• [Stored data]:
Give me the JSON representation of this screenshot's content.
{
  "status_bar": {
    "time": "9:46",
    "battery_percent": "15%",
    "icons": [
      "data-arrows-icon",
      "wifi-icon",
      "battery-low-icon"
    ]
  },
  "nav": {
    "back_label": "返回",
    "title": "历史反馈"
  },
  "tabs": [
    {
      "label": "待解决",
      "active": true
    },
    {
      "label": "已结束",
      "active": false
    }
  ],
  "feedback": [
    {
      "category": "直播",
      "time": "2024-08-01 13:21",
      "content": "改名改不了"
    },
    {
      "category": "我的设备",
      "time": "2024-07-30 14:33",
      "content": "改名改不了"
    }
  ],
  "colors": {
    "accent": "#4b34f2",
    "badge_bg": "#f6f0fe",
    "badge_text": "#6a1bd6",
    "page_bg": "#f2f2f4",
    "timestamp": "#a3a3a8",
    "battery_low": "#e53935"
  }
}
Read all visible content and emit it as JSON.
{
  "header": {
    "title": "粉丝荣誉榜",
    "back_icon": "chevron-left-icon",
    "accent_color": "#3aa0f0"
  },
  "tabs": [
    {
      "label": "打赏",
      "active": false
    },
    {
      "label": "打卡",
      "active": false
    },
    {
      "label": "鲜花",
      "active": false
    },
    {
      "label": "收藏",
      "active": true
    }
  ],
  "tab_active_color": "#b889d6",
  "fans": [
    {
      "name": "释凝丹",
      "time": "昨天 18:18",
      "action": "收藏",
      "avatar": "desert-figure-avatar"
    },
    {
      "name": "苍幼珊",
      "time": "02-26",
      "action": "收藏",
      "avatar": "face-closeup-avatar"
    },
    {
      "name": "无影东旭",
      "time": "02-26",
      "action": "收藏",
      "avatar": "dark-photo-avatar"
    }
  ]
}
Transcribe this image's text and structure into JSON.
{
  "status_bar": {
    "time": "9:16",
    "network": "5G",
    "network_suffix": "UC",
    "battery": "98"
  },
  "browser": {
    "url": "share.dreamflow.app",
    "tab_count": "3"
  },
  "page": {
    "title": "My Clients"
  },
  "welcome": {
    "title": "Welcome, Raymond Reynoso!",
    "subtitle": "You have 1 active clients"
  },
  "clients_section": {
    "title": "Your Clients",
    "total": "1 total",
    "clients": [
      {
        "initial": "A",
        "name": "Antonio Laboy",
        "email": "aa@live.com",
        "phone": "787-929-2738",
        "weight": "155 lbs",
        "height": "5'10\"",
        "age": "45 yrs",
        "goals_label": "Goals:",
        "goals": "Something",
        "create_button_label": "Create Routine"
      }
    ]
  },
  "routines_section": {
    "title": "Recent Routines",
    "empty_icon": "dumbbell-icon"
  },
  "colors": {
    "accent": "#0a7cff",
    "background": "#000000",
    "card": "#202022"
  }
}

• [DIRECTIONS FOR THIS TASK]: Reproduce the material in full, with no word added or dropped.

• [RESULT]:
Give me the JSON representation of this screenshot's content.
{
  "status_bar": {
    "time": "9:46",
    "battery_percent": "15%",
    "icons": [
      "data-arrows-icon",
      "wifi-icon",
      "battery-low-icon"
    ]
  },
  "nav": {
    "back_label": "返回",
    "title": "历史反馈"
  },
  "tabs": [
    {
      "label": "待解决",
      "active": true
    },
    {
      "label": "已结束",
      "active": false
    }
  ],
  "feedback": [
    {
      "category": "直播",
      "time": "2024-08-01 13:21",
      "content": "改名改不了"
    },
    {
      "category": "我的设备",
      "time": "2024-07-30 14:33",
      "content": "改名改不了"
    }
  ],
  "colors": {
    "accent": "#4b34f2",
    "badge_bg": "#f6f0fe",
    "badge_text": "#6a1bd6",
    "page_bg": "#f2f2f4",
    "timestamp": "#a3a3a8",
    "battery_low": "#e53935"
  }
}
Read all visible content and emit it as JSON.
{
  "header": {
    "title": "粉丝荣誉榜",
    "back_icon": "chevron-left-icon",
    "accent_color": "#3aa0f0"
  },
  "tabs": [
    {
      "label": "打赏",
      "active": false
    },
    {
      "label": "打卡",
      "active": false
    },
    {
      "label": "鲜花",
      "active": false
    },
    {
      "label": "收藏",
      "active": true
    }
  ],
  "tab_active_color": "#b889d6",
  "fans": [
    {
      "name": "释凝丹",
      "time": "昨天 18:18",
      "action": "收藏",
      "avatar": "desert-figure-avatar"
    },
    {
      "name": "苍幼珊",
      "time": "02-26",
      "action": "收藏",
      "avatar": "face-closeup-avatar"
    },
    {
      "name": "无影东旭",
      "time": "02-26",
      "action": "收藏",
      "avatar": "dark-photo-avatar"
    }
  ]
}
Transcribe this image's text and structure into JSON.
{
  "status_bar": {
    "time": "9:16",
    "network": "5G",
    "network_suffix": "UC",
    "battery": "98"
  },
  "browser": {
    "url": "share.dreamflow.app",
    "tab_count": "3"
  },
  "page": {
    "title": "My Clients"
  },
  "welcome": {
    "title": "Welcome, Raymond Reynoso!",
    "subtitle": "You have 1 active clients"
  },
  "clients_section": {
    "title": "Your Clients",
    "total": "1 total",
    "clients": [
      {
        "initial": "A",
        "name": "Antonio Laboy",
        "email": "aa@live.com",
        "phone": "787-929-2738",
        "weight": "155 lbs",
        "height": "5'10\"",
        "age": "45 yrs",
        "goals_label": "Goals:",
        "goals": "Something",
        "create_button_label": "Create Routine"
      }
    ]
  },
  "routines_section": {
    "title": "Recent Routines",
    "empty_icon": "dumbbell-icon"
  },
  "colors": {
    "accent": "#0a7cff",
    "background": "#000000",
    "card": "#202022"
  }
}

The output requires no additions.